• Work to complete: Find the lines holding the word "screenshot" and collect them.

• Information shown:
====================

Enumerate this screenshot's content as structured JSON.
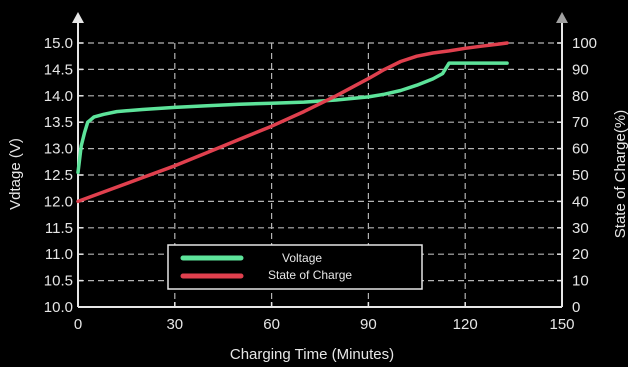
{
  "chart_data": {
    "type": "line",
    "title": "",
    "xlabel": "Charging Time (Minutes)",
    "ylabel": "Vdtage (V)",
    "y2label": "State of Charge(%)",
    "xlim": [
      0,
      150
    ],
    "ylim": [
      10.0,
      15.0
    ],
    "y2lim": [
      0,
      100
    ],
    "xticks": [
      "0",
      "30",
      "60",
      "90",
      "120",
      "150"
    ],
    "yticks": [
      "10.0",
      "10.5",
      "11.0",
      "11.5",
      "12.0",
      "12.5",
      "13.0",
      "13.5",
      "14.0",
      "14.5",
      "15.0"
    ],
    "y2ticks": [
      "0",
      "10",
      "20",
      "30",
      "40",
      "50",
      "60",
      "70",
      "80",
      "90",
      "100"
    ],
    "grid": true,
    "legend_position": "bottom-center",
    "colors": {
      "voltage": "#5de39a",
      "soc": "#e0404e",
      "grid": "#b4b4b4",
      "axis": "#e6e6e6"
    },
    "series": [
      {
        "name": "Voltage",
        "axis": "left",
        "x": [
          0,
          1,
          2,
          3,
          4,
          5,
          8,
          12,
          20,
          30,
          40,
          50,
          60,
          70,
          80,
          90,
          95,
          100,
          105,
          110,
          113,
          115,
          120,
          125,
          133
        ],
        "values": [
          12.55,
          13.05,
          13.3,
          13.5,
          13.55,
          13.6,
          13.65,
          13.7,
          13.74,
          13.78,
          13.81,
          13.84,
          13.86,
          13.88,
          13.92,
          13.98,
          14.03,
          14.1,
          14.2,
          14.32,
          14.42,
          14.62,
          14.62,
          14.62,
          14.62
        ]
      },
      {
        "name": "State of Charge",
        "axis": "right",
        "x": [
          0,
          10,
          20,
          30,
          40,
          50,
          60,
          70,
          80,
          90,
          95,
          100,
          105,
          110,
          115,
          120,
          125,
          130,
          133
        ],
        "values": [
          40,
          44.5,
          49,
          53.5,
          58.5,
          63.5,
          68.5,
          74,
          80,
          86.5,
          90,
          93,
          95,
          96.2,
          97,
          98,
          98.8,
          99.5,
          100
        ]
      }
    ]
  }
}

====================

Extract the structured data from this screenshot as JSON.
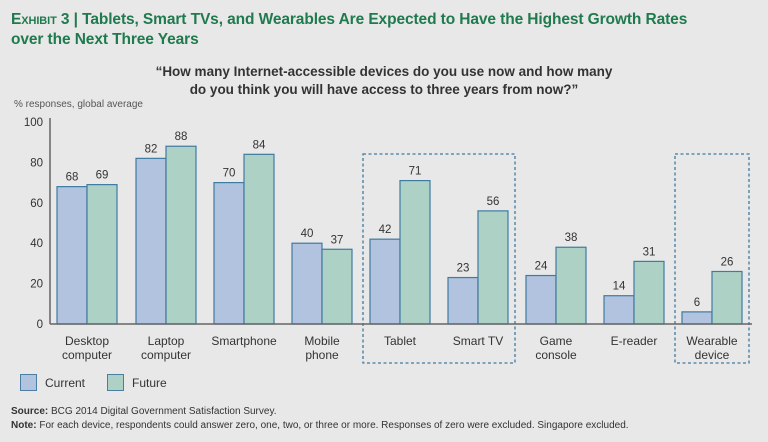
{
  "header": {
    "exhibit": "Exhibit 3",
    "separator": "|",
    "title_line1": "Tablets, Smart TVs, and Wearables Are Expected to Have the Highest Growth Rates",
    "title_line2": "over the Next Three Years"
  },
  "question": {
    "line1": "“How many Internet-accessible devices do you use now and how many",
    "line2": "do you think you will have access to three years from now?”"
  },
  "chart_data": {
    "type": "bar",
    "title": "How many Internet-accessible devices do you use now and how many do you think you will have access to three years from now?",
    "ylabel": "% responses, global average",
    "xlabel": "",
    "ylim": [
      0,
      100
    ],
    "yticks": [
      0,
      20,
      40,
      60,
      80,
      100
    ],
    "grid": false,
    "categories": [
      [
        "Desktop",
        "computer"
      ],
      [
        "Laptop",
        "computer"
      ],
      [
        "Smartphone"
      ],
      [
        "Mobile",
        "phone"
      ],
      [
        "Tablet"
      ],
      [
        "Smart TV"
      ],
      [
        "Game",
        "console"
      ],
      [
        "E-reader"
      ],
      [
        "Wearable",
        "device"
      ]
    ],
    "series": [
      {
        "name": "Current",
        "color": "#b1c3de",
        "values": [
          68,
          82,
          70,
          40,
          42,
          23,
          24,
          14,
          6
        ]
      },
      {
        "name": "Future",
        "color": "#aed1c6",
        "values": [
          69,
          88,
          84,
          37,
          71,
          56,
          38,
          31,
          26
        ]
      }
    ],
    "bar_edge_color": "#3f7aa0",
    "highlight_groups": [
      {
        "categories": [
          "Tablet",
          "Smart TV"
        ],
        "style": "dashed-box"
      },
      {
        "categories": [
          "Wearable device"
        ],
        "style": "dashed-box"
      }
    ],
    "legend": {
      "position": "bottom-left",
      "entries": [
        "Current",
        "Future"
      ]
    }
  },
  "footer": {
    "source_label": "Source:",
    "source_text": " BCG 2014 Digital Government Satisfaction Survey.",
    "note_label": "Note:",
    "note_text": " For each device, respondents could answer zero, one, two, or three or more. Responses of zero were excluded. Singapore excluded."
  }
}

====================

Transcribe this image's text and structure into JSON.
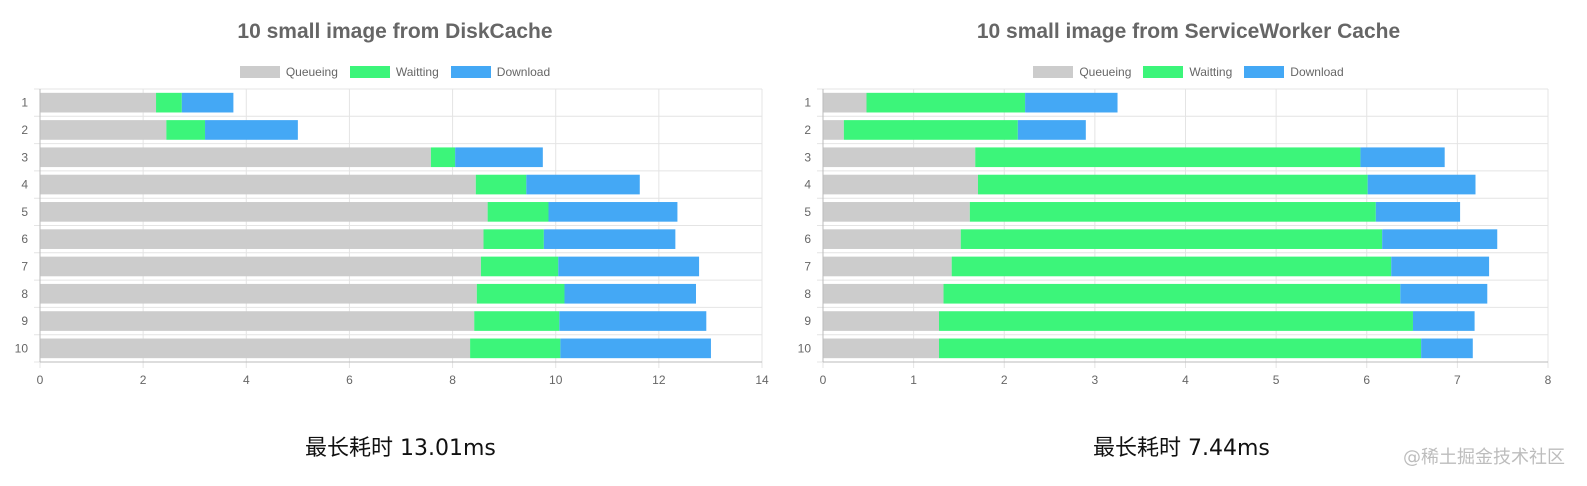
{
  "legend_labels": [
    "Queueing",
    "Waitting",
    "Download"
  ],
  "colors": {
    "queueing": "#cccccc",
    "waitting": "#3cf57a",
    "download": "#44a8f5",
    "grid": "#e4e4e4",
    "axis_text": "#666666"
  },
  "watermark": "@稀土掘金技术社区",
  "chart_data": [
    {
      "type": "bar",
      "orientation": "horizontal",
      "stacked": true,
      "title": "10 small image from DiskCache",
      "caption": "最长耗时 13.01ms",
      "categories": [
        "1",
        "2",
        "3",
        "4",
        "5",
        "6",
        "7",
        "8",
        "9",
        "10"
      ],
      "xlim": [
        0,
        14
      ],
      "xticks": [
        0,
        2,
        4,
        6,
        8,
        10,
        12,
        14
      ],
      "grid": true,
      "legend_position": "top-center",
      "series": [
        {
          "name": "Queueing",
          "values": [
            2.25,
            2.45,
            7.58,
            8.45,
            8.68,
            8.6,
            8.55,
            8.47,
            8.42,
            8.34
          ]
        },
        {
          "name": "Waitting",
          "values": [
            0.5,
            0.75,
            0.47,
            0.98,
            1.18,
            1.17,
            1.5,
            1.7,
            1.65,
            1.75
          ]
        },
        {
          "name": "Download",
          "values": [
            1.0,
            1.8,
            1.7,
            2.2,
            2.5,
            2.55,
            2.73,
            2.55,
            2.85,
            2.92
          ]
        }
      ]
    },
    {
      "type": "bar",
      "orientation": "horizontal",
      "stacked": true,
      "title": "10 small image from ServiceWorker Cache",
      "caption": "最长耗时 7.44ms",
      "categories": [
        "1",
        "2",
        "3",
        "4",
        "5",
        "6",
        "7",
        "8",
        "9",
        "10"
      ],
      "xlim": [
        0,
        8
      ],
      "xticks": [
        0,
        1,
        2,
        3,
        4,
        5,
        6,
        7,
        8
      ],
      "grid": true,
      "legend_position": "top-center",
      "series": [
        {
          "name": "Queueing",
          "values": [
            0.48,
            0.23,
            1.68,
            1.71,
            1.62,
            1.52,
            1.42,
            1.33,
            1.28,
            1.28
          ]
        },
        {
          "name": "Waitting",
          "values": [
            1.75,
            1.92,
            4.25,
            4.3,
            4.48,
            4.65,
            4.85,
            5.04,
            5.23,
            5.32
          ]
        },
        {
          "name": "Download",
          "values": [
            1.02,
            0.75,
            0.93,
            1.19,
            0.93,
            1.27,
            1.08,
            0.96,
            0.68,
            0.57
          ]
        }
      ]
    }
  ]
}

====================

• Task solution:
Enumerate this screenshot's content as structured JSON.
Extract the structured data from this screenshot as JSON.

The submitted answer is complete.